== What the task requires ==
Restate each line word for word. Leave out every picture.

## Start

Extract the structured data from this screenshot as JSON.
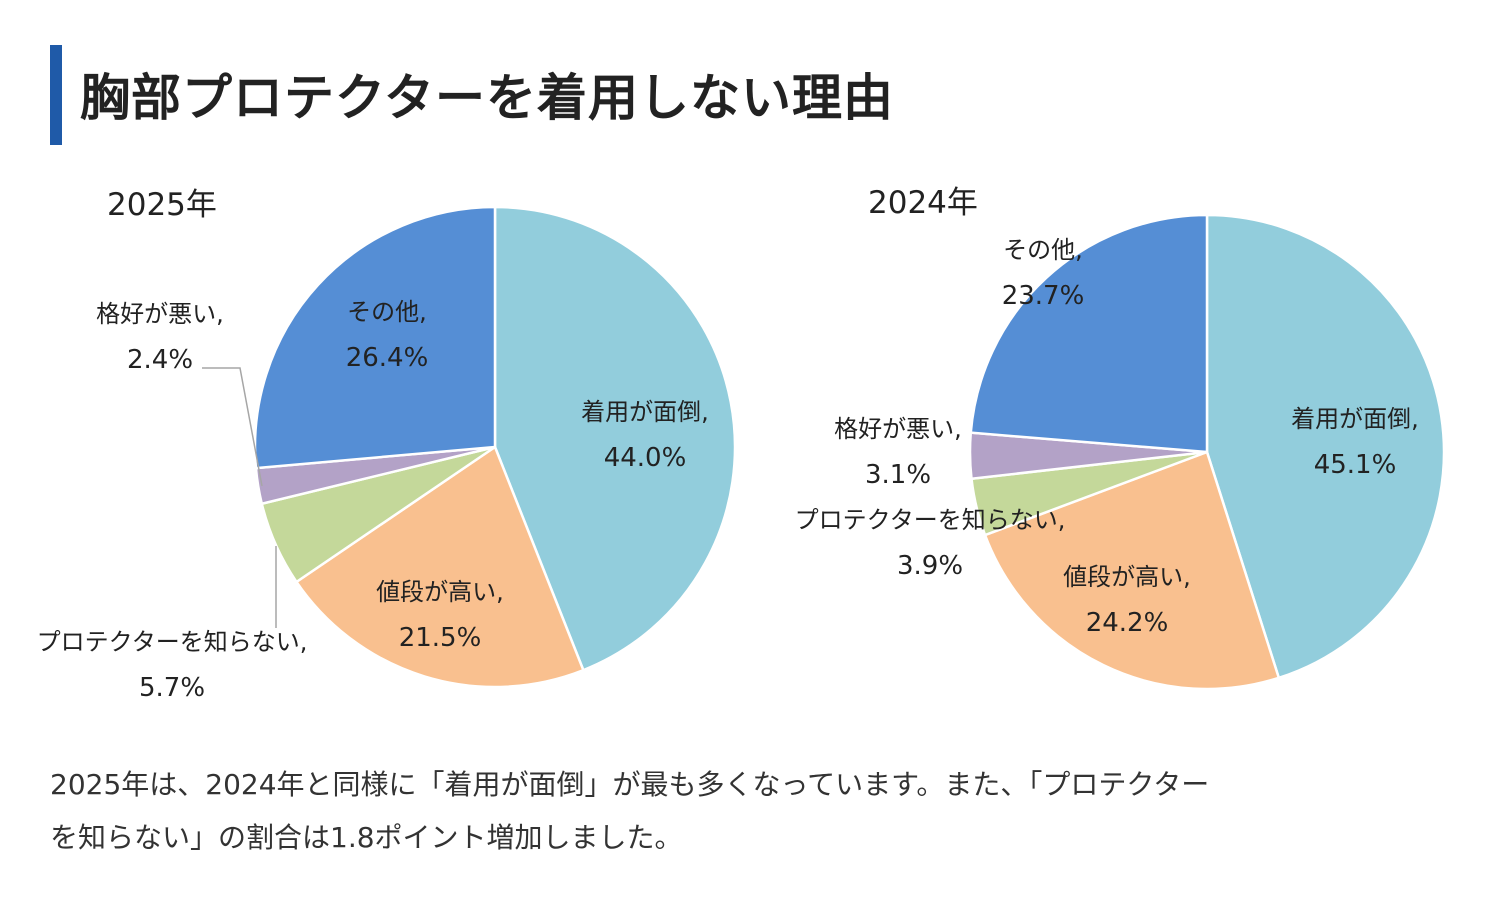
{
  "title": "胸部プロテクターを着用しない理由",
  "footer": {
    "line1": "2025年は、2024年と同様に「着用が面倒」が最も多くなっています。また、「プロテクター",
    "line2": "を知らない」の割合は1.8ポイント増加しました。"
  },
  "chart_data": [
    {
      "type": "pie",
      "title": "2025年",
      "unit": "%",
      "categories": [
        "着用が面倒",
        "値段が高い",
        "プロテクターを知らない",
        "格好が悪い",
        "その他"
      ],
      "values": [
        44.0,
        21.5,
        5.7,
        2.4,
        26.4
      ],
      "colors": [
        "#92CDDC",
        "#F9C08F",
        "#C4D89A",
        "#B3A2C7",
        "#558ED5"
      ],
      "start": "top",
      "direction": "clockwise"
    },
    {
      "type": "pie",
      "title": "2024年",
      "unit": "%",
      "categories": [
        "着用が面倒",
        "値段が高い",
        "プロテクターを知らない",
        "格好が悪い",
        "その他"
      ],
      "values": [
        45.1,
        24.2,
        3.9,
        3.1,
        23.7
      ],
      "colors": [
        "#92CDDC",
        "#F9C08F",
        "#C4D89A",
        "#B3A2C7",
        "#558ED5"
      ],
      "start": "top",
      "direction": "clockwise"
    }
  ]
}
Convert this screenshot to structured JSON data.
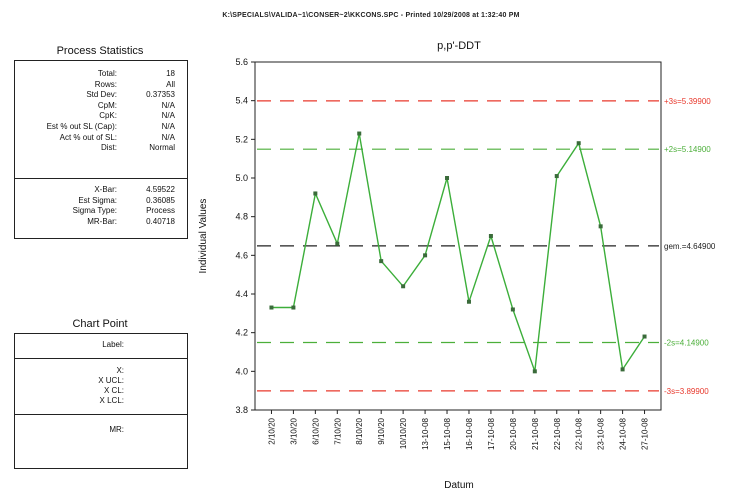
{
  "header": {
    "title": "K:\\SPECIALS\\VALIDA~1\\CONSER~2\\KKCONS.SPC - Printed 10/29/2008 at 1:32:40 PM"
  },
  "process_statistics": {
    "title": "Process Statistics",
    "rows": [
      {
        "label": "Total:",
        "value": "18"
      },
      {
        "label": "Rows:",
        "value": "All"
      },
      {
        "label": "Std Dev:",
        "value": "0.37353"
      },
      {
        "label": "CpM:",
        "value": "N/A"
      },
      {
        "label": "CpK:",
        "value": "N/A"
      },
      {
        "label": "Est % out SL (Cap):",
        "value": "N/A"
      },
      {
        "label": "Act % out of SL:",
        "value": "N/A"
      },
      {
        "label": "Dist:",
        "value": "Normal"
      }
    ],
    "rows2": [
      {
        "label": "X-Bar:",
        "value": "4.59522"
      },
      {
        "label": "Est Sigma:",
        "value": "0.36085"
      },
      {
        "label": "Sigma Type:",
        "value": "Process"
      },
      {
        "label": "MR-Bar:",
        "value": "0.40718"
      }
    ]
  },
  "chart_point": {
    "title": "Chart Point",
    "label": "Label:",
    "x_labels": [
      "X:",
      "X UCL:",
      "X CL:",
      "X LCL:"
    ],
    "mr_label": "MR:"
  },
  "chart_data": {
    "type": "line",
    "title": "p,p'-DDT",
    "xlabel": "Datum",
    "ylabel": "Individual Values",
    "ylim": [
      3.8,
      5.6
    ],
    "yticks": [
      "3.8",
      "4.0",
      "4.2",
      "4.4",
      "4.6",
      "4.8",
      "5.0",
      "5.2",
      "5.4",
      "5.6"
    ],
    "categories": [
      "2/10/20",
      "3/10/20",
      "6/10/20",
      "7/10/20",
      "8/10/20",
      "9/10/20",
      "10/10/20",
      "13-10-08",
      "15-10-08",
      "16-10-08",
      "17-10-08",
      "20-10-08",
      "21-10-08",
      "22-10-08",
      "22-10-08",
      "23-10-08",
      "24-10-08",
      "27-10-08"
    ],
    "values": [
      4.33,
      4.33,
      4.92,
      4.66,
      5.23,
      4.57,
      4.44,
      4.6,
      5.0,
      4.36,
      4.7,
      4.32,
      4.0,
      5.01,
      5.18,
      4.75,
      4.01,
      4.18
    ],
    "limits": [
      {
        "value": 5.399,
        "label": "+3s=5.39900",
        "color": "#e8382c"
      },
      {
        "value": 5.149,
        "label": "+2s=5.14900",
        "color": "#4caf3a"
      },
      {
        "value": 4.649,
        "label": "gem.=4.64900",
        "color": "#222222"
      },
      {
        "value": 4.149,
        "label": "-2s=4.14900",
        "color": "#4caf3a"
      },
      {
        "value": 3.899,
        "label": "-3s=3.89900",
        "color": "#e8382c"
      }
    ],
    "line_color": "#3cae3a",
    "marker_color": "#3a6b3a",
    "grid": false
  }
}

## End

== Problem solution ==
Extract the structured data from this screenshot as JSON.
{
  "title": "胸部プロテクターを着用しない理由",
  "footer": {
    "line1": "2025年は、2024年と同様に「着用が面倒」が最も多くなっています。また、「プロテクター",
    "line2": "を知らない」の割合は1.8ポイント増加しました。"
  },
  "chart_data": [
    {
      "type": "pie",
      "title": "2025年",
      "unit": "%",
      "categories": [
        "着用が面倒",
        "値段が高い",
        "プロテクターを知らない",
        "格好が悪い",
        "その他"
      ],
      "values": [
        44.0,
        21.5,
        5.7,
        2.4,
        26.4
      ],
      "colors": [
        "#92CDDC",
        "#F9C08F",
        "#C4D89A",
        "#B3A2C7",
        "#558ED5"
      ],
      "start": "top",
      "direction": "clockwise"
    },
    {
      "type": "pie",
      "title": "2024年",
      "unit": "%",
      "categories": [
        "着用が面倒",
        "値段が高い",
        "プロテクターを知らない",
        "格好が悪い",
        "その他"
      ],
      "values": [
        45.1,
        24.2,
        3.9,
        3.1,
        23.7
      ],
      "colors": [
        "#92CDDC",
        "#F9C08F",
        "#C4D89A",
        "#B3A2C7",
        "#558ED5"
      ],
      "start": "top",
      "direction": "clockwise"
    }
  ]
}
Convert this screenshot to structured JSON data.
{
  "header": {
    "title": "K:\\SPECIALS\\VALIDA~1\\CONSER~2\\KKCONS.SPC - Printed 10/29/2008 at 1:32:40 PM"
  },
  "process_statistics": {
    "title": "Process Statistics",
    "rows": [
      {
        "label": "Total:",
        "value": "18"
      },
      {
        "label": "Rows:",
        "value": "All"
      },
      {
        "label": "Std Dev:",
        "value": "0.37353"
      },
      {
        "label": "CpM:",
        "value": "N/A"
      },
      {
        "label": "CpK:",
        "value": "N/A"
      },
      {
        "label": "Est % out SL (Cap):",
        "value": "N/A"
      },
      {
        "label": "Act % out of SL:",
        "value": "N/A"
      },
      {
        "label": "Dist:",
        "value": "Normal"
      }
    ],
    "rows2": [
      {
        "label": "X-Bar:",
        "value": "4.59522"
      },
      {
        "label": "Est Sigma:",
        "value": "0.36085"
      },
      {
        "label": "Sigma Type:",
        "value": "Process"
      },
      {
        "label": "MR-Bar:",
        "value": "0.40718"
      }
    ]
  },
  "chart_point": {
    "title": "Chart Point",
    "label": "Label:",
    "x_labels": [
      "X:",
      "X UCL:",
      "X CL:",
      "X LCL:"
    ],
    "mr_label": "MR:"
  },
  "chart_data": {
    "type": "line",
    "title": "p,p'-DDT",
    "xlabel": "Datum",
    "ylabel": "Individual Values",
    "ylim": [
      3.8,
      5.6
    ],
    "yticks": [
      "3.8",
      "4.0",
      "4.2",
      "4.4",
      "4.6",
      "4.8",
      "5.0",
      "5.2",
      "5.4",
      "5.6"
    ],
    "categories": [
      "2/10/20",
      "3/10/20",
      "6/10/20",
      "7/10/20",
      "8/10/20",
      "9/10/20",
      "10/10/20",
      "13-10-08",
      "15-10-08",
      "16-10-08",
      "17-10-08",
      "20-10-08",
      "21-10-08",
      "22-10-08",
      "22-10-08",
      "23-10-08",
      "24-10-08",
      "27-10-08"
    ],
    "values": [
      4.33,
      4.33,
      4.92,
      4.66,
      5.23,
      4.57,
      4.44,
      4.6,
      5.0,
      4.36,
      4.7,
      4.32,
      4.0,
      5.01,
      5.18,
      4.75,
      4.01,
      4.18
    ],
    "limits": [
      {
        "value": 5.399,
        "label": "+3s=5.39900",
        "color": "#e8382c"
      },
      {
        "value": 5.149,
        "label": "+2s=5.14900",
        "color": "#4caf3a"
      },
      {
        "value": 4.649,
        "label": "gem.=4.64900",
        "color": "#222222"
      },
      {
        "value": 4.149,
        "label": "-2s=4.14900",
        "color": "#4caf3a"
      },
      {
        "value": 3.899,
        "label": "-3s=3.89900",
        "color": "#e8382c"
      }
    ],
    "line_color": "#3cae3a",
    "marker_color": "#3a6b3a",
    "grid": false
  }
}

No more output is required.